• [Task instructions] Repeat the entire listing exactly as written.

::: Entries :::

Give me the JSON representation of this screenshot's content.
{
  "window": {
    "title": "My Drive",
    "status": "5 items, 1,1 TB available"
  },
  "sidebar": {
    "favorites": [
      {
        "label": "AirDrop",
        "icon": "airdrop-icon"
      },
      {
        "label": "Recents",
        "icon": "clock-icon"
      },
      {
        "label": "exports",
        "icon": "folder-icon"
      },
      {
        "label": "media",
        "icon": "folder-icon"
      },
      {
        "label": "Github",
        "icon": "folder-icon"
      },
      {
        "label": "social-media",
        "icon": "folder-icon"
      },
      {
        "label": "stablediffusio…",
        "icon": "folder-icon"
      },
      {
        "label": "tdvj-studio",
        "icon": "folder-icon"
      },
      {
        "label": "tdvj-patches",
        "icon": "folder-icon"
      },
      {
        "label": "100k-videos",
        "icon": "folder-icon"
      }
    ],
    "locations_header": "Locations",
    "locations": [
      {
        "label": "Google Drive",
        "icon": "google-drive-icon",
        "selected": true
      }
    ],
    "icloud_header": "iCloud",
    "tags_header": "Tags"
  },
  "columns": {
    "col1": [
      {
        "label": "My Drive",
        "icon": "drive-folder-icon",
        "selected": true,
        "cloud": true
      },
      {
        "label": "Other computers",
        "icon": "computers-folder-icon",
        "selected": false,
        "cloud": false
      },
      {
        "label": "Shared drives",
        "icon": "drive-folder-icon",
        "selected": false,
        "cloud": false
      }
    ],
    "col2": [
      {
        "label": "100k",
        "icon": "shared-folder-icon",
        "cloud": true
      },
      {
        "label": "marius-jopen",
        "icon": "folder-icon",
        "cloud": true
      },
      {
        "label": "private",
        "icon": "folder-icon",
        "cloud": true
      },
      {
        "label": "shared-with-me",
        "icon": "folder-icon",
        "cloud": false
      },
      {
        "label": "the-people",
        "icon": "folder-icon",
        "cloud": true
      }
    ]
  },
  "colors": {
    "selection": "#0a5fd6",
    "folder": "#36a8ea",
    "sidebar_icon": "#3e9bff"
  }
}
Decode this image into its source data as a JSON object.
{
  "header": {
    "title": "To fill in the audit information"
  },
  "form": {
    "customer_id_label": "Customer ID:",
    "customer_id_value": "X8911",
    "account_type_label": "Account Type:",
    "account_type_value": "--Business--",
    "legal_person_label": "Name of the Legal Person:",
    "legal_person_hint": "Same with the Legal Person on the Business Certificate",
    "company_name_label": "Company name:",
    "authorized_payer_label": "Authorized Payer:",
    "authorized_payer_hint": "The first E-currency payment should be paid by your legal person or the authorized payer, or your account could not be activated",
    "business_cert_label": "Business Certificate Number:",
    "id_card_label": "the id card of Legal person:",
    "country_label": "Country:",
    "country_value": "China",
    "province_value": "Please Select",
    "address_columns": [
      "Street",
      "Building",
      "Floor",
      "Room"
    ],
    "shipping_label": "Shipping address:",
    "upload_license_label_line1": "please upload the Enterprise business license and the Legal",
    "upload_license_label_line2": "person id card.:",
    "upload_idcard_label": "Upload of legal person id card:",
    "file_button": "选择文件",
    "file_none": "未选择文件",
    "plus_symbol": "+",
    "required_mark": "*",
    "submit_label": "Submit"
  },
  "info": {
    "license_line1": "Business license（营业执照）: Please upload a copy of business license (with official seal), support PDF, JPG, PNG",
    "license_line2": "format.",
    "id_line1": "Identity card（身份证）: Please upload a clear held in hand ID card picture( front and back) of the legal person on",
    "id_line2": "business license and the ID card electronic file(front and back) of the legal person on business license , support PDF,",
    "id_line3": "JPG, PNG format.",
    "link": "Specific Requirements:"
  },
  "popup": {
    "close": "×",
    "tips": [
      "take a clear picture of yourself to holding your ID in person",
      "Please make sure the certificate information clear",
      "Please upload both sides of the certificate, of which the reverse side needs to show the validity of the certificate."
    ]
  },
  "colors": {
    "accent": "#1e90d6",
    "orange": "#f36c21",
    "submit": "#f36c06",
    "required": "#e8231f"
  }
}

:::

• [Answer for the task]
Give me the JSON representation of this screenshot's content.
{
  "window": {
    "title": "My Drive",
    "status": "5 items, 1,1 TB available"
  },
  "sidebar": {
    "favorites": [
      {
        "label": "AirDrop",
        "icon": "airdrop-icon"
      },
      {
        "label": "Recents",
        "icon": "clock-icon"
      },
      {
        "label": "exports",
        "icon": "folder-icon"
      },
      {
        "label": "media",
        "icon": "folder-icon"
      },
      {
        "label": "Github",
        "icon": "folder-icon"
      },
      {
        "label": "social-media",
        "icon": "folder-icon"
      },
      {
        "label": "stablediffusio…",
        "icon": "folder-icon"
      },
      {
        "label": "tdvj-studio",
        "icon": "folder-icon"
      },
      {
        "label": "tdvj-patches",
        "icon": "folder-icon"
      },
      {
        "label": "100k-videos",
        "icon": "folder-icon"
      }
    ],
    "locations_header": "Locations",
    "locations": [
      {
        "label": "Google Drive",
        "icon": "google-drive-icon",
        "selected": true
      }
    ],
    "icloud_header": "iCloud",
    "tags_header": "Tags"
  },
  "columns": {
    "col1": [
      {
        "label": "My Drive",
        "icon": "drive-folder-icon",
        "selected": true,
        "cloud": true
      },
      {
        "label": "Other computers",
        "icon": "computers-folder-icon",
        "selected": false,
        "cloud": false
      },
      {
        "label": "Shared drives",
        "icon": "drive-folder-icon",
        "selected": false,
        "cloud": false
      }
    ],
    "col2": [
      {
        "label": "100k",
        "icon": "shared-folder-icon",
        "cloud": true
      },
      {
        "label": "marius-jopen",
        "icon": "folder-icon",
        "cloud": true
      },
      {
        "label": "private",
        "icon": "folder-icon",
        "cloud": true
      },
      {
        "label": "shared-with-me",
        "icon": "folder-icon",
        "cloud": false
      },
      {
        "label": "the-people",
        "icon": "folder-icon",
        "cloud": true
      }
    ]
  },
  "colors": {
    "selection": "#0a5fd6",
    "folder": "#36a8ea",
    "sidebar_icon": "#3e9bff"
  }
}
Decode this image into its source data as a JSON object.
{
  "header": {
    "title": "To fill in the audit information"
  },
  "form": {
    "customer_id_label": "Customer ID:",
    "customer_id_value": "X8911",
    "account_type_label": "Account Type:",
    "account_type_value": "--Business--",
    "legal_person_label": "Name of the Legal Person:",
    "legal_person_hint": "Same with the Legal Person on the Business Certificate",
    "company_name_label": "Company name:",
    "authorized_payer_label": "Authorized Payer:",
    "authorized_payer_hint": "The first E-currency payment should be paid by your legal person or the authorized payer, or your account could not be activated",
    "business_cert_label": "Business Certificate Number:",
    "id_card_label": "the id card of Legal person:",
    "country_label": "Country:",
    "country_value": "China",
    "province_value": "Please Select",
    "address_columns": [
      "Street",
      "Building",
      "Floor",
      "Room"
    ],
    "shipping_label": "Shipping address:",
    "upload_license_label_line1": "please upload the Enterprise business license and the Legal",
    "upload_license_label_line2": "person id card.:",
    "upload_idcard_label": "Upload of legal person id card:",
    "file_button": "选择文件",
    "file_none": "未选择文件",
    "plus_symbol": "+",
    "required_mark": "*",
    "submit_label": "Submit"
  },
  "info": {
    "license_line1": "Business license（营业执照）: Please upload a copy of business license (with official seal), support PDF, JPG, PNG",
    "license_line2": "format.",
    "id_line1": "Identity card（身份证）: Please upload a clear held in hand ID card picture( front and back) of the legal person on",
    "id_line2": "business license and the ID card electronic file(front and back) of the legal person on business license , support PDF,",
    "id_line3": "JPG, PNG format.",
    "link": "Specific Requirements:"
  },
  "popup": {
    "close": "×",
    "tips": [
      "take a clear picture of yourself to holding your ID in person",
      "Please make sure the certificate information clear",
      "Please upload both sides of the certificate, of which the reverse side needs to show the validity of the certificate."
    ]
  },
  "colors": {
    "accent": "#1e90d6",
    "orange": "#f36c21",
    "submit": "#f36c06",
    "required": "#e8231f"
  }
}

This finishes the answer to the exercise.